Exercise:
The records are to be restated in their entirety, word for word.
** begin Dataset rows **
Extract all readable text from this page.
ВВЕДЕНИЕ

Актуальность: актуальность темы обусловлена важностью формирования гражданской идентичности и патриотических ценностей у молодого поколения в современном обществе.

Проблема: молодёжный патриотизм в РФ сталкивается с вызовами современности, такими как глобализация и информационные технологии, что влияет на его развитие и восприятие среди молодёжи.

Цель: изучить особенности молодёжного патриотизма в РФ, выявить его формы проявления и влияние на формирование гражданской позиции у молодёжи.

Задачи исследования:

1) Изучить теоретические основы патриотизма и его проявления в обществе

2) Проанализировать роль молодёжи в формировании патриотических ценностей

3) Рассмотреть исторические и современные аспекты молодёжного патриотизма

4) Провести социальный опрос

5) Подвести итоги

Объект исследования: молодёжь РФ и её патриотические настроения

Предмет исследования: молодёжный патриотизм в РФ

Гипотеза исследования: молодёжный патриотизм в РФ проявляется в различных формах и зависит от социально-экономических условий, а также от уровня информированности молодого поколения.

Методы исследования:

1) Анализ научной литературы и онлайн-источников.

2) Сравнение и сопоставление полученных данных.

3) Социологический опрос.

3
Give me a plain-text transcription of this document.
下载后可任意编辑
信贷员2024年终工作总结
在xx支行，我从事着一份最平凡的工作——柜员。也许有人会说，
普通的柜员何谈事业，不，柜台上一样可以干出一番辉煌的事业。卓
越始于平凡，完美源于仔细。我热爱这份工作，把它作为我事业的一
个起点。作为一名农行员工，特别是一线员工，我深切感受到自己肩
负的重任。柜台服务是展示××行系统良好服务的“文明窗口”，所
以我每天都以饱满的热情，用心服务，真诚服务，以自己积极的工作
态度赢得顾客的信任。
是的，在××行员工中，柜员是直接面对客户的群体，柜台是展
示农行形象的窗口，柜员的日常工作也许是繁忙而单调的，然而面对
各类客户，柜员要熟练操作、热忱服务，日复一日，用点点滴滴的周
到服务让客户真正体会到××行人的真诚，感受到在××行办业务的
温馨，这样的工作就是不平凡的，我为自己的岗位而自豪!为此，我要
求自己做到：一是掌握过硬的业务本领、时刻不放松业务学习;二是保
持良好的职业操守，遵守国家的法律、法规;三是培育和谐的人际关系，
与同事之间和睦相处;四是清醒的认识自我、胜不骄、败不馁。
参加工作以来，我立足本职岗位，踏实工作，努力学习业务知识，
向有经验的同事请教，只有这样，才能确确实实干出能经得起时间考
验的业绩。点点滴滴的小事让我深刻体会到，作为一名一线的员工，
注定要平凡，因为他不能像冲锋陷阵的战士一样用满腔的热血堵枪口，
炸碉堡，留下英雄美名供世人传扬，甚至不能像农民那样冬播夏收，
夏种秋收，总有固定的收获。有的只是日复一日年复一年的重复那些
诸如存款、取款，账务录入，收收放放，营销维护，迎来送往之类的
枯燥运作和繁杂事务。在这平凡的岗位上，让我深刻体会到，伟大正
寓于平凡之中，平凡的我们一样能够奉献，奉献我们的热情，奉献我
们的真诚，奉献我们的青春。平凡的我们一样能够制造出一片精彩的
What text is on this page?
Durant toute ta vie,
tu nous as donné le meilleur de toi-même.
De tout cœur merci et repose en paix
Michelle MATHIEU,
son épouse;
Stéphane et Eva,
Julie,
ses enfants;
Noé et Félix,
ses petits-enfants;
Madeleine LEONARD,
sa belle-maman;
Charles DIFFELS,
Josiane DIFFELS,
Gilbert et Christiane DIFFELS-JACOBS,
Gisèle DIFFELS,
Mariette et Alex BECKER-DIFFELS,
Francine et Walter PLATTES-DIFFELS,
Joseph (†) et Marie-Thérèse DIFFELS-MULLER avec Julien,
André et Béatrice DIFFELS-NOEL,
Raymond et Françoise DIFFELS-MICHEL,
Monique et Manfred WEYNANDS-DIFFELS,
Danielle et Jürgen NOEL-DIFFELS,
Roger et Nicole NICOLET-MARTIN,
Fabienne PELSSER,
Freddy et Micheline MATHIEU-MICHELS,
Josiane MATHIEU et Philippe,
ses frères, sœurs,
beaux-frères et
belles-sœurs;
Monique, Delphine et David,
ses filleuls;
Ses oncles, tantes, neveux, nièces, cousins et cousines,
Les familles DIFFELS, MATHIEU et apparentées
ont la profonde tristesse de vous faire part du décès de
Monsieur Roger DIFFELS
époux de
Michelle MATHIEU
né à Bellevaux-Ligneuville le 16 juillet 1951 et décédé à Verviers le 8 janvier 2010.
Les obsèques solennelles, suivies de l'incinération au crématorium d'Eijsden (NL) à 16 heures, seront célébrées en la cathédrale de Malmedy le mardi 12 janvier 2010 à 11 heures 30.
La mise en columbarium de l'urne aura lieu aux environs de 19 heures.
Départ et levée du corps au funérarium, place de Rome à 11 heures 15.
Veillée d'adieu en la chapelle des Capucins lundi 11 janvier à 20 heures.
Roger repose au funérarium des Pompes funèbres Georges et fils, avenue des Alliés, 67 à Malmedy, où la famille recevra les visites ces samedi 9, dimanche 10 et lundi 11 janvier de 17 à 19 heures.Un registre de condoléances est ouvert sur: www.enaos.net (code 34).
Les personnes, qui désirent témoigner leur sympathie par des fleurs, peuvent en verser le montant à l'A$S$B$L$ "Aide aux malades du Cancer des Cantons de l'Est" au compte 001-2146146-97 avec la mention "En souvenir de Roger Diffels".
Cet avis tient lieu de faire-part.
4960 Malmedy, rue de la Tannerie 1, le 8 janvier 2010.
** end Dataset rows **
Response for this exercise:
Extract all readable text from this page.
ВВЕДЕНИЕ

Актуальность: актуальность темы обусловлена важностью формирования гражданской идентичности и патриотических ценностей у молодого поколения в современном обществе.

Проблема: молодёжный патриотизм в РФ сталкивается с вызовами современности, такими как глобализация и информационные технологии, что влияет на его развитие и восприятие среди молодёжи.

Цель: изучить особенности молодёжного патриотизма в РФ, выявить его формы проявления и влияние на формирование гражданской позиции у молодёжи.

Задачи исследования:

1) Изучить теоретические основы патриотизма и его проявления в обществе

2) Проанализировать роль молодёжи в формировании патриотических ценностей

3) Рассмотреть исторические и современные аспекты молодёжного патриотизма

4) Провести социальный опрос

5) Подвести итоги

Объект исследования: молодёжь РФ и её патриотические настроения

Предмет исследования: молодёжный патриотизм в РФ

Гипотеза исследования: молодёжный патриотизм в РФ проявляется в различных формах и зависит от социально-экономических условий, а также от уровня информированности молодого поколения.

Методы исследования:

1) Анализ научной литературы и онлайн-источников.

2) Сравнение и сопоставление полученных данных.

3) Социологический опрос.

3
Give me a plain-text transcription of this document.
下载后可任意编辑
信贷员2024年终工作总结
在xx支行，我从事着一份最平凡的工作——柜员。也许有人会说，
普通的柜员何谈事业，不，柜台上一样可以干出一番辉煌的事业。卓
越始于平凡，完美源于仔细。我热爱这份工作，把它作为我事业的一
个起点。作为一名农行员工，特别是一线员工，我深切感受到自己肩
负的重任。柜台服务是展示××行系统良好服务的“文明窗口”，所
以我每天都以饱满的热情，用心服务，真诚服务，以自己积极的工作
态度赢得顾客的信任。
是的，在××行员工中，柜员是直接面对客户的群体，柜台是展
示农行形象的窗口，柜员的日常工作也许是繁忙而单调的，然而面对
各类客户，柜员要熟练操作、热忱服务，日复一日，用点点滴滴的周
到服务让客户真正体会到××行人的真诚，感受到在××行办业务的
温馨，这样的工作就是不平凡的，我为自己的岗位而自豪!为此，我要
求自己做到：一是掌握过硬的业务本领、时刻不放松业务学习;二是保
持良好的职业操守，遵守国家的法律、法规;三是培育和谐的人际关系，
与同事之间和睦相处;四是清醒的认识自我、胜不骄、败不馁。
参加工作以来，我立足本职岗位，踏实工作，努力学习业务知识，
向有经验的同事请教，只有这样，才能确确实实干出能经得起时间考
验的业绩。点点滴滴的小事让我深刻体会到，作为一名一线的员工，
注定要平凡，因为他不能像冲锋陷阵的战士一样用满腔的热血堵枪口，
炸碉堡，留下英雄美名供世人传扬，甚至不能像农民那样冬播夏收，
夏种秋收，总有固定的收获。有的只是日复一日年复一年的重复那些
诸如存款、取款，账务录入，收收放放，营销维护，迎来送往之类的
枯燥运作和繁杂事务。在这平凡的岗位上，让我深刻体会到，伟大正
寓于平凡之中，平凡的我们一样能够奉献，奉献我们的热情，奉献我
们的真诚，奉献我们的青春。平凡的我们一样能够制造出一片精彩的
What text is on this page?
Durant toute ta vie,
tu nous as donné le meilleur de toi-même.
De tout cœur merci et repose en paix
Michelle MATHIEU,
son épouse;
Stéphane et Eva,
Julie,
ses enfants;
Noé et Félix,
ses petits-enfants;
Madeleine LEONARD,
sa belle-maman;
Charles DIFFELS,
Josiane DIFFELS,
Gilbert et Christiane DIFFELS-JACOBS,
Gisèle DIFFELS,
Mariette et Alex BECKER-DIFFELS,
Francine et Walter PLATTES-DIFFELS,
Joseph (†) et Marie-Thérèse DIFFELS-MULLER avec Julien,
André et Béatrice DIFFELS-NOEL,
Raymond et Françoise DIFFELS-MICHEL,
Monique et Manfred WEYNANDS-DIFFELS,
Danielle et Jürgen NOEL-DIFFELS,
Roger et Nicole NICOLET-MARTIN,
Fabienne PELSSER,
Freddy et Micheline MATHIEU-MICHELS,
Josiane MATHIEU et Philippe,
ses frères, sœurs,
beaux-frères et
belles-sœurs;
Monique, Delphine et David,
ses filleuls;
Ses oncles, tantes, neveux, nièces, cousins et cousines,
Les familles DIFFELS, MATHIEU et apparentées
ont la profonde tristesse de vous faire part du décès de
Monsieur Roger DIFFELS
époux de
Michelle MATHIEU
né à Bellevaux-Ligneuville le 16 juillet 1951 et décédé à Verviers le 8 janvier 2010.
Les obsèques solennelles, suivies de l'incinération au crématorium d'Eijsden (NL) à 16 heures, seront célébrées en la cathédrale de Malmedy le mardi 12 janvier 2010 à 11 heures 30.
La mise en columbarium de l'urne aura lieu aux environs de 19 heures.
Départ et levée du corps au funérarium, place de Rome à 11 heures 15.
Veillée d'adieu en la chapelle des Capucins lundi 11 janvier à 20 heures.
Roger repose au funérarium des Pompes funèbres Georges et fils, avenue des Alliés, 67 à Malmedy, où la famille recevra les visites ces samedi 9, dimanche 10 et lundi 11 janvier de 17 à 19 heures.Un registre de condoléances est ouvert sur: www.enaos.net (code 34).
Les personnes, qui désirent témoigner leur sympathie par des fleurs, peuvent en verser le montant à l'A$S$B$L$ "Aide aux malades du Cancer des Cantons de l'Est" au compte 001-2146146-97 avec la mention "En souvenir de Roger Diffels".
Cet avis tient lieu de faire-part.
4960 Malmedy, rue de la Tannerie 1, le 8 janvier 2010.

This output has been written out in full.